* **Your task**
Work out how many lines in the entries below include the word "revenue". Give nothing but the number.

___

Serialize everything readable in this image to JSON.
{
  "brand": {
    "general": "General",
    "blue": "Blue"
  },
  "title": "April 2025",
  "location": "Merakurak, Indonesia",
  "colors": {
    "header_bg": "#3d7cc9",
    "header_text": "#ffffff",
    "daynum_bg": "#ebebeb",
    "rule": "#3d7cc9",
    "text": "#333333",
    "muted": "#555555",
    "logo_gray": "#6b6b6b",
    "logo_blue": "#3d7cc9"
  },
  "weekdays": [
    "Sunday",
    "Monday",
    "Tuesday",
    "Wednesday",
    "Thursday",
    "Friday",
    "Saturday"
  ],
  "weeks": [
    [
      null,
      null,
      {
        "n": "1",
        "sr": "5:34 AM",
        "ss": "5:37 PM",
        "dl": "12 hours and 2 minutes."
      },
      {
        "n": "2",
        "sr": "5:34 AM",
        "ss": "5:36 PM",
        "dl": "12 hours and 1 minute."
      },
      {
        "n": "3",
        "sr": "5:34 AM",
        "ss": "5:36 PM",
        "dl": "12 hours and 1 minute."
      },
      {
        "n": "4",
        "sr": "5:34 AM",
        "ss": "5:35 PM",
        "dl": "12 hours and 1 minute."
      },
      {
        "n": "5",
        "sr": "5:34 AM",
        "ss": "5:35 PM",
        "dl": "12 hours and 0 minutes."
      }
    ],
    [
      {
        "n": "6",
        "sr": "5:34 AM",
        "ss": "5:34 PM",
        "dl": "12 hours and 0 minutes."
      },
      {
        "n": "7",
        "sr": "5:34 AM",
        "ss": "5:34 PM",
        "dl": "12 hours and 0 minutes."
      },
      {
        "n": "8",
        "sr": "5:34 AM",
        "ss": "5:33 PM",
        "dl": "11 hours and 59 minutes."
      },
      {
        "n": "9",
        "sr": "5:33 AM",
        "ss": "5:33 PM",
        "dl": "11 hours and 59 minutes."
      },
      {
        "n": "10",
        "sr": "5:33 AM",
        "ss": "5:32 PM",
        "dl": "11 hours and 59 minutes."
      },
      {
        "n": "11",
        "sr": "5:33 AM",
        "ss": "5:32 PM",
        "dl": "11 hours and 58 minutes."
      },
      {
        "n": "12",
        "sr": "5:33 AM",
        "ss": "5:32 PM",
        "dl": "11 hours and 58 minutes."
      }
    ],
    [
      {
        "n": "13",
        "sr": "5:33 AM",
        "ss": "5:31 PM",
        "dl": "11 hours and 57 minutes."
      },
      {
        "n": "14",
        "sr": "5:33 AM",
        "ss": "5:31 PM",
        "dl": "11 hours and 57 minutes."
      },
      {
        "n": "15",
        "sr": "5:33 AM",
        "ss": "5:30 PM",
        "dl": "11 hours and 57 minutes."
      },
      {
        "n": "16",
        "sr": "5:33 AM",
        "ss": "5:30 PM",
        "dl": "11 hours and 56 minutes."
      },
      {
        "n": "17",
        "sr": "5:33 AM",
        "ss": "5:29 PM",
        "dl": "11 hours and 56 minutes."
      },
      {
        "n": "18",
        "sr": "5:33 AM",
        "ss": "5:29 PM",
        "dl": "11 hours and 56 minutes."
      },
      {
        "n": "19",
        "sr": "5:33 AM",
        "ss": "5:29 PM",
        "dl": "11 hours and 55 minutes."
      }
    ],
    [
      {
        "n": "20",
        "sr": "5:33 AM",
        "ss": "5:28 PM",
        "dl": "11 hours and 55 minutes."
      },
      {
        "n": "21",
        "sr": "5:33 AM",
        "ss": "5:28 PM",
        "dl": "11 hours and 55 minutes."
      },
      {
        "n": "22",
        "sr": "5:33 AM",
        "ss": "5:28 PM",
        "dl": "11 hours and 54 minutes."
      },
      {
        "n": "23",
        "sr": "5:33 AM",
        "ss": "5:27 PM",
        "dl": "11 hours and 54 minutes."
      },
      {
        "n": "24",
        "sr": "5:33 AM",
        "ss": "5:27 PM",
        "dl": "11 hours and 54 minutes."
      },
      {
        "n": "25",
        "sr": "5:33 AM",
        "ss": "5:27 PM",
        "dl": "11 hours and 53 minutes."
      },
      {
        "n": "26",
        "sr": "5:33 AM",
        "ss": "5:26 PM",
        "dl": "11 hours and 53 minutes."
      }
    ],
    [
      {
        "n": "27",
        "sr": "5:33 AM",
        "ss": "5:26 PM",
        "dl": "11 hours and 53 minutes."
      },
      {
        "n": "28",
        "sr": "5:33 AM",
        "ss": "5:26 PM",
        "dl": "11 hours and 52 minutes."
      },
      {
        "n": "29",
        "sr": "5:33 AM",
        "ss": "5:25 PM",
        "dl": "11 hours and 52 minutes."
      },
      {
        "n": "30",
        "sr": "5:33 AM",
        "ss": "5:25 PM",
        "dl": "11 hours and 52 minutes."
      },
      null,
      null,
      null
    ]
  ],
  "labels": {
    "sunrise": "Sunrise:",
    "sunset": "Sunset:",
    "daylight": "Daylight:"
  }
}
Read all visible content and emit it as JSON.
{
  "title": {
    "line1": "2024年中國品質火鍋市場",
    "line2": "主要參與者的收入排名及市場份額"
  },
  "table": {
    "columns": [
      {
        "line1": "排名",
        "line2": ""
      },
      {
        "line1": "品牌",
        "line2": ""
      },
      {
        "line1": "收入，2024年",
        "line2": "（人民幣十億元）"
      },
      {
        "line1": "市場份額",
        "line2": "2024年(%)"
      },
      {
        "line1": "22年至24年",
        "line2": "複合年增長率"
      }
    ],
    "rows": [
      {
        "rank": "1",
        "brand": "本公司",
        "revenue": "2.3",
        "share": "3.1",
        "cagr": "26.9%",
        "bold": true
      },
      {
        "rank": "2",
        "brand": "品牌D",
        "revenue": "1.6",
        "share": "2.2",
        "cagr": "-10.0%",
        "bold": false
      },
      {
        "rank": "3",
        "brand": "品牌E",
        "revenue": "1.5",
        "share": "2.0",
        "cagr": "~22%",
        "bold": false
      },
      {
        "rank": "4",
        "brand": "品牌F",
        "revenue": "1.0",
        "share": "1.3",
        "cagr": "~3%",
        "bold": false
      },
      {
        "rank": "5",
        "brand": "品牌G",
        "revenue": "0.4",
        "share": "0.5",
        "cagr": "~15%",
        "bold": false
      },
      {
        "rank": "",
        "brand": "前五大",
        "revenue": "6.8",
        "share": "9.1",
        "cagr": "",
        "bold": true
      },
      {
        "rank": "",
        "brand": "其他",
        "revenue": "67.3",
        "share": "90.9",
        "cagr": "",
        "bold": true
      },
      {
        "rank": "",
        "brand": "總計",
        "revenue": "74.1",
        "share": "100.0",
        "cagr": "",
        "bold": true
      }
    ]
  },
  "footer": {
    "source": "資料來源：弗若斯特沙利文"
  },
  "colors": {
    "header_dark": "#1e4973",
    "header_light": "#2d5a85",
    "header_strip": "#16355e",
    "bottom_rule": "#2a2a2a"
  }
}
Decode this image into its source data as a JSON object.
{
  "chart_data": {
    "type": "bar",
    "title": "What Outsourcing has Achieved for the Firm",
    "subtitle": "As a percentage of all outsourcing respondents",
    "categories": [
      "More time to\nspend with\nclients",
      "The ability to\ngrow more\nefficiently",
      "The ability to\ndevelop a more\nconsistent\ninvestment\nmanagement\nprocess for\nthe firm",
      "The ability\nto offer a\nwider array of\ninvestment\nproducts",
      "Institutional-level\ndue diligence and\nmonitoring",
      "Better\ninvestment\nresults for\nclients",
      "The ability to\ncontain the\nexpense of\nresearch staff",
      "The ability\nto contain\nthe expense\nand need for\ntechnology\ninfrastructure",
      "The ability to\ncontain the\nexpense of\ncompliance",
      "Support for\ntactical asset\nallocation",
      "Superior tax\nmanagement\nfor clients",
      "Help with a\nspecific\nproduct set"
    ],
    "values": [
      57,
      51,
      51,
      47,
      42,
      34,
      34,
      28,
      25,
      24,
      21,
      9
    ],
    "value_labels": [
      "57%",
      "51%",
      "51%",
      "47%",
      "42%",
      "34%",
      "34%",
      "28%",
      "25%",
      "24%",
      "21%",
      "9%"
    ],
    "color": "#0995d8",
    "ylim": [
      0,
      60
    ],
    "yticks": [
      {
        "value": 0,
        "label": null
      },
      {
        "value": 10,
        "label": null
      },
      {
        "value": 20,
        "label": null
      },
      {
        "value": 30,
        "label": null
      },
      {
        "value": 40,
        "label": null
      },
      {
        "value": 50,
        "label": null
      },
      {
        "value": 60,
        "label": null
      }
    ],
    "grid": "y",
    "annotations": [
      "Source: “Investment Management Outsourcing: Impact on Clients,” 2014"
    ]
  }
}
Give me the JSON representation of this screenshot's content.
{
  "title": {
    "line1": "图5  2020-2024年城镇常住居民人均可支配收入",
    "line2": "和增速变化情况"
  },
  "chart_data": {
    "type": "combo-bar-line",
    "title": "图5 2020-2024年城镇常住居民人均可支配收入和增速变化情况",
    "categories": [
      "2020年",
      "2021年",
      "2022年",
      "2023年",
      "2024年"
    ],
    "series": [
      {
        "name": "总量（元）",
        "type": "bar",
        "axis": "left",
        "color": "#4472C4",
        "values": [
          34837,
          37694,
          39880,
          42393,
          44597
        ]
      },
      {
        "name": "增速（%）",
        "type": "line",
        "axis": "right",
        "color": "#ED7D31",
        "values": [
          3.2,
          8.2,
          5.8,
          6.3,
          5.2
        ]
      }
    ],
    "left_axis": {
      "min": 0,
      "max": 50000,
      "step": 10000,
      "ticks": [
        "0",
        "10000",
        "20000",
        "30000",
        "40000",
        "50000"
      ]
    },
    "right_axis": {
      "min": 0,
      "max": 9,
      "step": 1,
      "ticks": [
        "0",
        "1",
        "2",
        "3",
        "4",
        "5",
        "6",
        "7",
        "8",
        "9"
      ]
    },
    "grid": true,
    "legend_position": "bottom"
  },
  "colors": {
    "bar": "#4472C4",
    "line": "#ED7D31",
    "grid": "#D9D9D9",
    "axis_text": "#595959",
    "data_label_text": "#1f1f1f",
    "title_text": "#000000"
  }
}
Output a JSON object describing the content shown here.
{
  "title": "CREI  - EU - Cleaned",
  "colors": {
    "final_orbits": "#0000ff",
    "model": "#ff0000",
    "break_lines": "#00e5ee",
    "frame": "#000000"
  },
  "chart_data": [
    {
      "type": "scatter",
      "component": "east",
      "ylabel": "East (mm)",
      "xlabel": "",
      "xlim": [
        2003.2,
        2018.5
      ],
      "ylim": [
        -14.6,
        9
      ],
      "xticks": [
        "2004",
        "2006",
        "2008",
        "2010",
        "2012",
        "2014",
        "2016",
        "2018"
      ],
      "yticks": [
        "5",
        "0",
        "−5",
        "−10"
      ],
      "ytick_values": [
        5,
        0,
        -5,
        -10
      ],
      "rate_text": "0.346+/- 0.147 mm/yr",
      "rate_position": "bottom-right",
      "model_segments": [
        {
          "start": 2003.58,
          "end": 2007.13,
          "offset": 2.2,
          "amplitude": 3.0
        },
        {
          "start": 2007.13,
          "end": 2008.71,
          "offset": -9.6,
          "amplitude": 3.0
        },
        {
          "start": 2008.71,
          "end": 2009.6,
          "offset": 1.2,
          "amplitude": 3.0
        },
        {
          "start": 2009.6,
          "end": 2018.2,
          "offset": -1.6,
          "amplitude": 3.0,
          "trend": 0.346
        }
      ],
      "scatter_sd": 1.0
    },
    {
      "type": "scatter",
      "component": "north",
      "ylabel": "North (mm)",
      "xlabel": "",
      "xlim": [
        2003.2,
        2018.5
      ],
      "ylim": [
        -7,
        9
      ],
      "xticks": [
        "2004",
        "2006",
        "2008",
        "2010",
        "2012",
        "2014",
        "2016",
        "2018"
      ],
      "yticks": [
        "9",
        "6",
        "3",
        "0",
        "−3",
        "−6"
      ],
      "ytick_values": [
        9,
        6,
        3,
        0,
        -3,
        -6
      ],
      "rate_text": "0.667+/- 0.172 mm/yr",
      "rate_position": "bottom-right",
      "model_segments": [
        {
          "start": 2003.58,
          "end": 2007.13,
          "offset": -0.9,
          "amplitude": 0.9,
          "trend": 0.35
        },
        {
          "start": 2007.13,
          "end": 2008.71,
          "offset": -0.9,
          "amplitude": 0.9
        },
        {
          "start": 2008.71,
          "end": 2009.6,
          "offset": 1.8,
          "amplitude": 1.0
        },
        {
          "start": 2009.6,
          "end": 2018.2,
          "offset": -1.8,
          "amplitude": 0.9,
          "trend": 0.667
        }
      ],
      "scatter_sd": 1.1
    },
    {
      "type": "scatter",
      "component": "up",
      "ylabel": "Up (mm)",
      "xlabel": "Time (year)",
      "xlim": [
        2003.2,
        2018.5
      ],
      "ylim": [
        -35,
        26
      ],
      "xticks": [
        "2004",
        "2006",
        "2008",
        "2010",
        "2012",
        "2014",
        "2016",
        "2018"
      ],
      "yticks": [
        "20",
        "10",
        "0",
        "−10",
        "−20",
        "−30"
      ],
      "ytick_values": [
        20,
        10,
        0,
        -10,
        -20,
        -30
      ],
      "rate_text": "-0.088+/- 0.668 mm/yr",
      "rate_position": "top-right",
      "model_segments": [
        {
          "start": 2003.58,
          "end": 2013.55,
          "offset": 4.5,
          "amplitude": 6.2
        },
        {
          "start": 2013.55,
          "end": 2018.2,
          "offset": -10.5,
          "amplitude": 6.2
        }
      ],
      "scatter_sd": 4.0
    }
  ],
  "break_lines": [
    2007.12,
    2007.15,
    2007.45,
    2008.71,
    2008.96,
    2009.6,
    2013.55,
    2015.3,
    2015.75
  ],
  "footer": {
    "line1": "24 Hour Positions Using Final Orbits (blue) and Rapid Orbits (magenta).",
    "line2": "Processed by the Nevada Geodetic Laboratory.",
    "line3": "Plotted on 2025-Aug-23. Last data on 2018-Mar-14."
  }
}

___

* **Finished answer**
8